Pull each line holding the word "name" from the data.
• • • • •
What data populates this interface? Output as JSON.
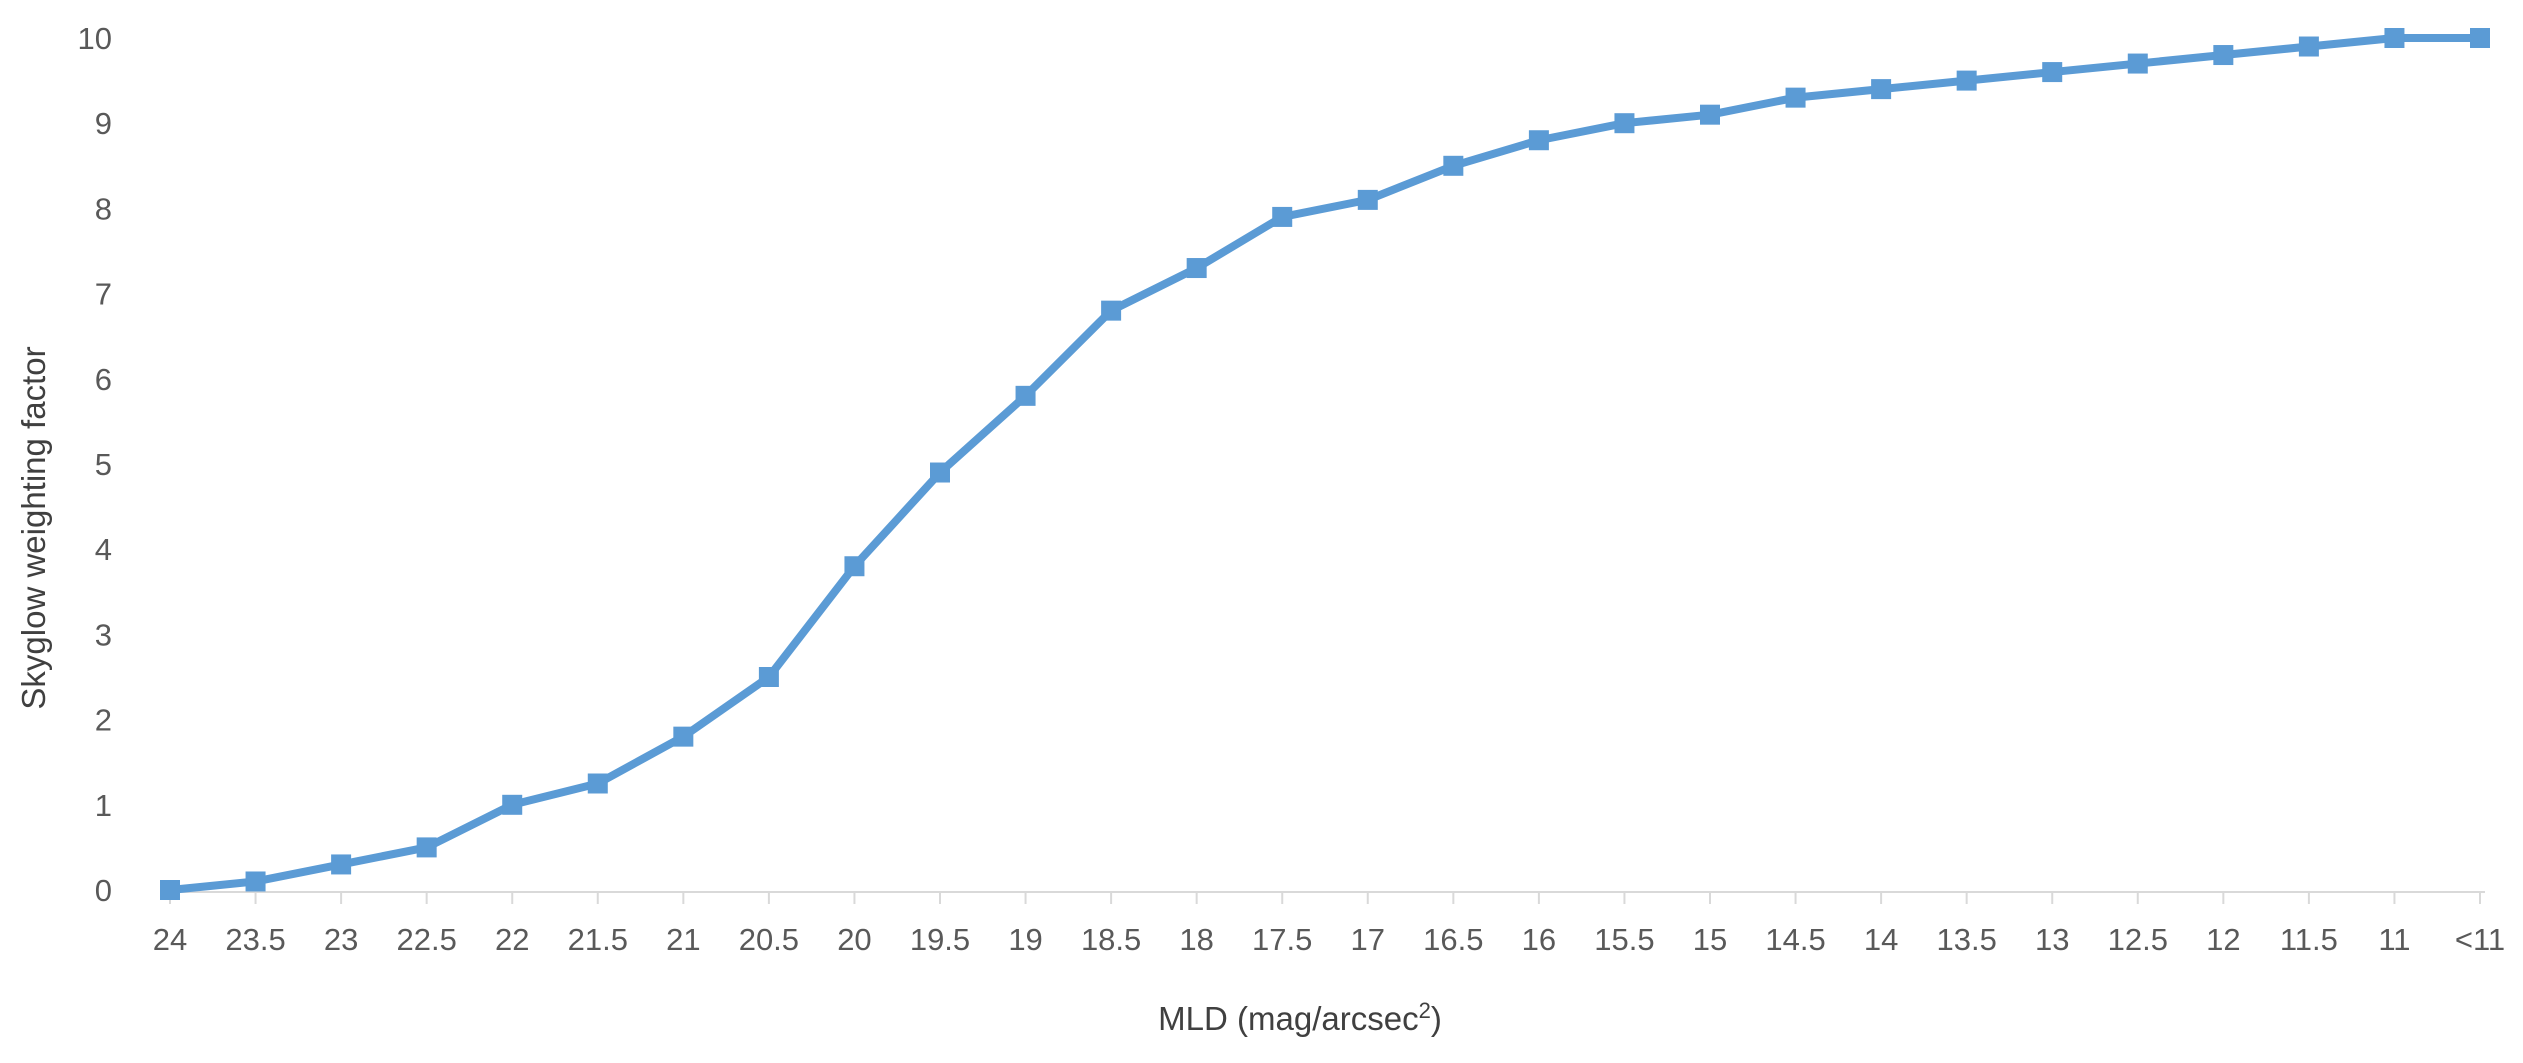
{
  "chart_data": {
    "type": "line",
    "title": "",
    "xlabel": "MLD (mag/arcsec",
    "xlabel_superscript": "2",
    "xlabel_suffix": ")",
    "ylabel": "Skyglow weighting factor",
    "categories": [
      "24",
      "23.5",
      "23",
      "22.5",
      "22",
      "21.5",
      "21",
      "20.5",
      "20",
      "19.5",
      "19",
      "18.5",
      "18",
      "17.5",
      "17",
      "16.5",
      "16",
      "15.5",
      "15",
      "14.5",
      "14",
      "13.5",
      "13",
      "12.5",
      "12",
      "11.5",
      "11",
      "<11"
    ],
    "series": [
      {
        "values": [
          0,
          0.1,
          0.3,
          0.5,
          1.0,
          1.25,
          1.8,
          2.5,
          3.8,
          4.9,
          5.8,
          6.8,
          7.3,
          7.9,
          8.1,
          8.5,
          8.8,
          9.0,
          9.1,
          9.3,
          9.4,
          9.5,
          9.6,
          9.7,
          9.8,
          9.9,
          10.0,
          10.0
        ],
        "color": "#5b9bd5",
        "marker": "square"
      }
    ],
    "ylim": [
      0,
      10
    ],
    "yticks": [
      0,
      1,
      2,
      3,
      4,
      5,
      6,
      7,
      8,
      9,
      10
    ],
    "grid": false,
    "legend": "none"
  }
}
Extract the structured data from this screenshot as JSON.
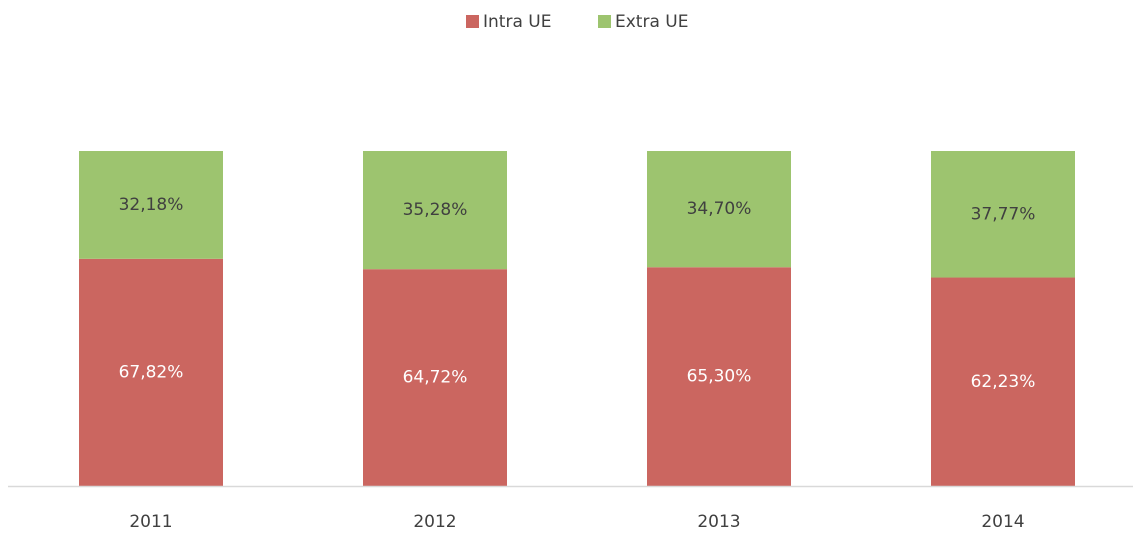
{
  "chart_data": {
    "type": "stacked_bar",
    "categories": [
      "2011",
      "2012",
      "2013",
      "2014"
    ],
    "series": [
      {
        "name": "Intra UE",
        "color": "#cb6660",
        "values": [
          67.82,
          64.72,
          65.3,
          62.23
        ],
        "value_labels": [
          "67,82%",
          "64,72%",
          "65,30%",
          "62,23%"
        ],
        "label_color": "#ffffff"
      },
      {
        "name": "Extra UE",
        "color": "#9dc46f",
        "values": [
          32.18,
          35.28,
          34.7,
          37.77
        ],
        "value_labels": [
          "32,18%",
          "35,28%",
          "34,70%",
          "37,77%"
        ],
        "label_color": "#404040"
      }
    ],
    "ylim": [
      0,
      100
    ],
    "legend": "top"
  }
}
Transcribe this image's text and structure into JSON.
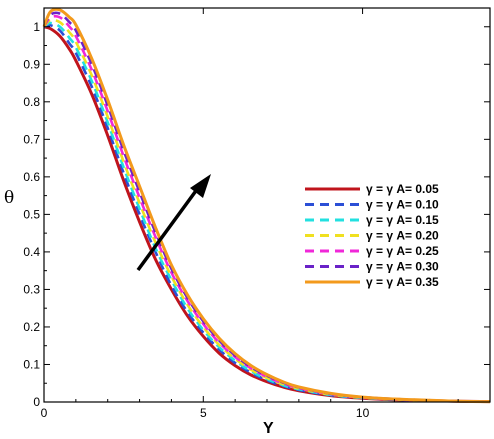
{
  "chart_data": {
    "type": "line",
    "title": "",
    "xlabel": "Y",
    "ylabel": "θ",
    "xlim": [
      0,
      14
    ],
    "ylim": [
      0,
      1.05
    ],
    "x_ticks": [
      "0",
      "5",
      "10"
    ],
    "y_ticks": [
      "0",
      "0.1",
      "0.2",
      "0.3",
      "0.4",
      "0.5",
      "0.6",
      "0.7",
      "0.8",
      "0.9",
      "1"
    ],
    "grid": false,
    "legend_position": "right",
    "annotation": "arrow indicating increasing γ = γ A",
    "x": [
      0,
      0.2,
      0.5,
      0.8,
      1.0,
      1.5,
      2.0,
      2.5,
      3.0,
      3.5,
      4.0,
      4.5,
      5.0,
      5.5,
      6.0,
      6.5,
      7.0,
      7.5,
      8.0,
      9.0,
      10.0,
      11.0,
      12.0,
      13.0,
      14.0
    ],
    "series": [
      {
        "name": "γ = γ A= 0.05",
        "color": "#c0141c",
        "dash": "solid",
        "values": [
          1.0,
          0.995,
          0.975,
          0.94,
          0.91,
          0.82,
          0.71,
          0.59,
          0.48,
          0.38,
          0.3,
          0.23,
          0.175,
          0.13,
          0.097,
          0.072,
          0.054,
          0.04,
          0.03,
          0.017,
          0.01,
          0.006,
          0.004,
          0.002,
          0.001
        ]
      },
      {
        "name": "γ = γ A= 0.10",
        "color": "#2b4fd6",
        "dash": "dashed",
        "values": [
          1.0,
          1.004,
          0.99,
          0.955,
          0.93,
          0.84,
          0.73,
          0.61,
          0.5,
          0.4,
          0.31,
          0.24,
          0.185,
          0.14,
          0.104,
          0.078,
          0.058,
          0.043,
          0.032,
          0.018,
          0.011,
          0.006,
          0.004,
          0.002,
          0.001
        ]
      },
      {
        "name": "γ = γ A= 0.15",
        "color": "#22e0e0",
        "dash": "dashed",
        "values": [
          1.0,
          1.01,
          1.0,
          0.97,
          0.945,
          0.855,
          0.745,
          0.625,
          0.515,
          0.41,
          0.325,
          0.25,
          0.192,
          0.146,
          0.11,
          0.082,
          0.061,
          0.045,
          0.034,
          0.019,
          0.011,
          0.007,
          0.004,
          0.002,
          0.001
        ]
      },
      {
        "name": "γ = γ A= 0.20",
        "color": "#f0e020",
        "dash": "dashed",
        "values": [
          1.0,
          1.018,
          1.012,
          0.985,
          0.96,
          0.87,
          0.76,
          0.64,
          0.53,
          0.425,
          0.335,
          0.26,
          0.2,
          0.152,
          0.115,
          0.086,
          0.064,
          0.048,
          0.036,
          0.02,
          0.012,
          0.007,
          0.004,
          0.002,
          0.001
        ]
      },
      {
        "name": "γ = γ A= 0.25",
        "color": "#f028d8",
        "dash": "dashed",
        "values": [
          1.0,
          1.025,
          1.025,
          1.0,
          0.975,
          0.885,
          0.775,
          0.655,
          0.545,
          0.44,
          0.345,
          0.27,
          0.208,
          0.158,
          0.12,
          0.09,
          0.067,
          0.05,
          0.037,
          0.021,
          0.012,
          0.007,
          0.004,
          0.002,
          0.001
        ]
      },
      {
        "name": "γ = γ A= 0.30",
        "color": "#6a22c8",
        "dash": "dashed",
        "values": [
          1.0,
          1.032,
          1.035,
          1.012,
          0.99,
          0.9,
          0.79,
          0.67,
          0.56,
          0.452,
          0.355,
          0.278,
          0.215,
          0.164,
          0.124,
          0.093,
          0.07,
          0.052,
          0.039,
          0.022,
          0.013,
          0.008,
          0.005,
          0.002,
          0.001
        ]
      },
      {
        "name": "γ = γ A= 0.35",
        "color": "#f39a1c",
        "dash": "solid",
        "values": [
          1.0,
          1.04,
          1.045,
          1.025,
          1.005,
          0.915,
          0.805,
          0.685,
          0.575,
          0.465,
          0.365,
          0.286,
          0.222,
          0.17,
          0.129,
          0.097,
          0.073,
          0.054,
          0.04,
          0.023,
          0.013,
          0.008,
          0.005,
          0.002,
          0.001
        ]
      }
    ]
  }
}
• • • • •
■ Result of the exercise ■
        "name": "Intra UE",
        "name": "Extra UE",
        "name": "γ = γ A= 0.05",
        "name": "γ = γ A= 0.10",
        "name": "γ = γ A= 0.15",
        "name": "γ = γ A= 0.20",
        "name": "γ = γ A= 0.25",
        "name": "γ = γ A= 0.30",
        "name": "γ = γ A= 0.35",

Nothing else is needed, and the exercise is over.